Problem to work on:
Spot every line with the word "Purchases" and return it.

start Task inputs

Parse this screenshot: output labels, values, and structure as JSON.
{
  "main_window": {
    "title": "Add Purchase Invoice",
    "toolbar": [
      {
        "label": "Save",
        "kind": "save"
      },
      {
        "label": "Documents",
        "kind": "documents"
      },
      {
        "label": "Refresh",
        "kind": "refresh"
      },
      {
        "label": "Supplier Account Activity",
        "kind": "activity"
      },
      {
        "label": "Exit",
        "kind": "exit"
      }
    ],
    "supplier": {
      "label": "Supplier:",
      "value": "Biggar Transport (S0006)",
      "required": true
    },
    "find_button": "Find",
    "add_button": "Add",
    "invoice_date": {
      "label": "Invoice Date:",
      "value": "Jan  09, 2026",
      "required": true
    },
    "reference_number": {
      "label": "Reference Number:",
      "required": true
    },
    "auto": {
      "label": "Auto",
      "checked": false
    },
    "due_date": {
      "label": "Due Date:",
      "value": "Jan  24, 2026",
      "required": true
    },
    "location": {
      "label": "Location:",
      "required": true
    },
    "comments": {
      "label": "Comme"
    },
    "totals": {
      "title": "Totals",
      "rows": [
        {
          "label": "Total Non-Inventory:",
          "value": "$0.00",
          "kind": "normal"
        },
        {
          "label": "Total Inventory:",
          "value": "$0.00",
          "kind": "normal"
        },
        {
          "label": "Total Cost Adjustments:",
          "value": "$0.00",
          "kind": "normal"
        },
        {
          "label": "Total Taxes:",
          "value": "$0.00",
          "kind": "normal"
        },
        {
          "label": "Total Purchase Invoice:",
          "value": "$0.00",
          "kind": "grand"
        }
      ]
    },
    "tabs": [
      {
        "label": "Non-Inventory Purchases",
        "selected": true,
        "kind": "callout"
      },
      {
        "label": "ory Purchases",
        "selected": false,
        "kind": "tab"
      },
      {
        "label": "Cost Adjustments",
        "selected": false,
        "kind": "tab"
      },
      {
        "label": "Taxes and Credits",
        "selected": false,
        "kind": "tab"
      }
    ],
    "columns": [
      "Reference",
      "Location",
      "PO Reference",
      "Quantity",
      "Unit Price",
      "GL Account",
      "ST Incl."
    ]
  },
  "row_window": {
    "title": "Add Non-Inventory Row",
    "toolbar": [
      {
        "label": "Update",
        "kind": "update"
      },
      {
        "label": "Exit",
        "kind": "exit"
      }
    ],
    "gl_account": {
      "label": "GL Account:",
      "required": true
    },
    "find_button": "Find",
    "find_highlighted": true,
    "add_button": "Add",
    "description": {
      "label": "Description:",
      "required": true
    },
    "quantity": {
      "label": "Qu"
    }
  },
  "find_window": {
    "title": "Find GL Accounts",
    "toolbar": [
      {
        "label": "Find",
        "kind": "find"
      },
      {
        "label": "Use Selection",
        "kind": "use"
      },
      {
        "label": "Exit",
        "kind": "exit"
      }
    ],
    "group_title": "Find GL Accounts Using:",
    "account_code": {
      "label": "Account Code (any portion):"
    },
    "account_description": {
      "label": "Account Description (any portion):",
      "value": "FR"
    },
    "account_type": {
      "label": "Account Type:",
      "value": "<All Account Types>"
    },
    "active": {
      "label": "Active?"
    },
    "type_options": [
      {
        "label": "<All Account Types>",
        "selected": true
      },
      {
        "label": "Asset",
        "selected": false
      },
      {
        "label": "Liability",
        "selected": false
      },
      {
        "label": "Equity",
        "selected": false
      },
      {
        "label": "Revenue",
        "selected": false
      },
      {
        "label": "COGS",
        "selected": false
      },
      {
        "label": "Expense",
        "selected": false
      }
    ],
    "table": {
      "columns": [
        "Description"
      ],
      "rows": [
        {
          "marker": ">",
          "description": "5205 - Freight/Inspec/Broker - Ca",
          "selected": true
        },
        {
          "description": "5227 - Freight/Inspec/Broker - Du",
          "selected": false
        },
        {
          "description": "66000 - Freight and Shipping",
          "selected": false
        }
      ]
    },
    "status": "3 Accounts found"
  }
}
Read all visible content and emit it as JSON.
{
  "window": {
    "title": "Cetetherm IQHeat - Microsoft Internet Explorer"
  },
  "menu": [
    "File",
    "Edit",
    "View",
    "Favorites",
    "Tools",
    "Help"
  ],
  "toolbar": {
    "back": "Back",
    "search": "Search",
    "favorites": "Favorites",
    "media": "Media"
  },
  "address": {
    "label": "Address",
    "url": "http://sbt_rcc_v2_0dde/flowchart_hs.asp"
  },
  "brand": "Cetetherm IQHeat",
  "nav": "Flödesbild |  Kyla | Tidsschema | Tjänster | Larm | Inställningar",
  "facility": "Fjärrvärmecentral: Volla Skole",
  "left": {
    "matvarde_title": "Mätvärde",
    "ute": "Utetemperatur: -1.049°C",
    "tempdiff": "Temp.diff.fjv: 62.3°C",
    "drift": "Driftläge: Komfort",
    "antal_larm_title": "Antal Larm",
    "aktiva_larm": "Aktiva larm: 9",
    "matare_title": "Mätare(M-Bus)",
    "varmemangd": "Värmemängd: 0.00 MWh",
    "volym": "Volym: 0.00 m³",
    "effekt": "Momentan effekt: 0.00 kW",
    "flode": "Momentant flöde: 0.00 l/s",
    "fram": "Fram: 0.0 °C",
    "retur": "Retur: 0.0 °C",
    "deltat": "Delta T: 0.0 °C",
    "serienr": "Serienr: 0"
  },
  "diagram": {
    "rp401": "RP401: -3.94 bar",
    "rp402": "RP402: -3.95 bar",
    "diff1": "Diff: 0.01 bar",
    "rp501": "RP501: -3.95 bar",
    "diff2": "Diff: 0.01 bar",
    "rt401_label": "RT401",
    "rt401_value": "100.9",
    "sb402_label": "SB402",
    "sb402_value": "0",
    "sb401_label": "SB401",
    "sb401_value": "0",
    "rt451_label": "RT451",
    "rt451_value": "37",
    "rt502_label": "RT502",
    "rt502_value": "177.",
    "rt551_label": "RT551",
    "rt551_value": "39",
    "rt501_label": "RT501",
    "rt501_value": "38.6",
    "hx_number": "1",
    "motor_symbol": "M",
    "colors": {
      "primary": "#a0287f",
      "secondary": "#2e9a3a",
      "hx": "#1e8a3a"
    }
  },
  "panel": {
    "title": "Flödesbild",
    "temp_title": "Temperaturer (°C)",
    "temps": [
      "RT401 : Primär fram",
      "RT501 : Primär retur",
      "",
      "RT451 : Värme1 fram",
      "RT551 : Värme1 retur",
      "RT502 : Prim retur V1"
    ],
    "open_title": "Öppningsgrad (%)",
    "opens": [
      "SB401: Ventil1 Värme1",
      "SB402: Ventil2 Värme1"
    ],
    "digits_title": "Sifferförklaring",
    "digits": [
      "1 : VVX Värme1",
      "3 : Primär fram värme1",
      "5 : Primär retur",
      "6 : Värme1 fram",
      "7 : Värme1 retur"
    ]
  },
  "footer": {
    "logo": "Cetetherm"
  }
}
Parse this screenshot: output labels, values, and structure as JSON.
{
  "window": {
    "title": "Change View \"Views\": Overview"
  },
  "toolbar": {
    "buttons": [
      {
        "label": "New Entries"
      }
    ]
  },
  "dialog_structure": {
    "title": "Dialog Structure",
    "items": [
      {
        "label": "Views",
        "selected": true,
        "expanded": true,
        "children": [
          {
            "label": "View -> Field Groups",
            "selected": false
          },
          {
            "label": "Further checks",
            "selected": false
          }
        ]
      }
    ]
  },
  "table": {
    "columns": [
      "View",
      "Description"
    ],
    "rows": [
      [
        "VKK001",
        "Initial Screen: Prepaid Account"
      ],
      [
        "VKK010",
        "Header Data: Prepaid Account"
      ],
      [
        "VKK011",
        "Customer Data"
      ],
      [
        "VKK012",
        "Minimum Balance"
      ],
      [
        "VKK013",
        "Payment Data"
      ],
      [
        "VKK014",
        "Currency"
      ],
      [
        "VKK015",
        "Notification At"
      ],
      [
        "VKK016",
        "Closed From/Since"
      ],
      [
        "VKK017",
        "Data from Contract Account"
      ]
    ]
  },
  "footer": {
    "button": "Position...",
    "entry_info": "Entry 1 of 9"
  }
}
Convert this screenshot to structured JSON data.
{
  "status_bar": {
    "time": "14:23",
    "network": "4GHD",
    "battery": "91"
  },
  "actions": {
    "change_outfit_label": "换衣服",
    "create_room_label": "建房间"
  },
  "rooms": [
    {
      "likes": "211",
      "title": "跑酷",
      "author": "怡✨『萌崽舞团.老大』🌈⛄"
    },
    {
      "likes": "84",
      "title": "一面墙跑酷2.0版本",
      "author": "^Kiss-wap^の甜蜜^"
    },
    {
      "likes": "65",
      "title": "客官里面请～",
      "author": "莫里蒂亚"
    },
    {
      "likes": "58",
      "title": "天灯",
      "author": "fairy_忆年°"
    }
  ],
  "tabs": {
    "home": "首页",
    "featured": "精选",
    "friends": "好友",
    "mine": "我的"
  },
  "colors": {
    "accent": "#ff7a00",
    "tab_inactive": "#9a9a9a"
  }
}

end Task inputs

The reply:
        "label": "Non-Inventory Purchases",
        "label": "ory Purchases",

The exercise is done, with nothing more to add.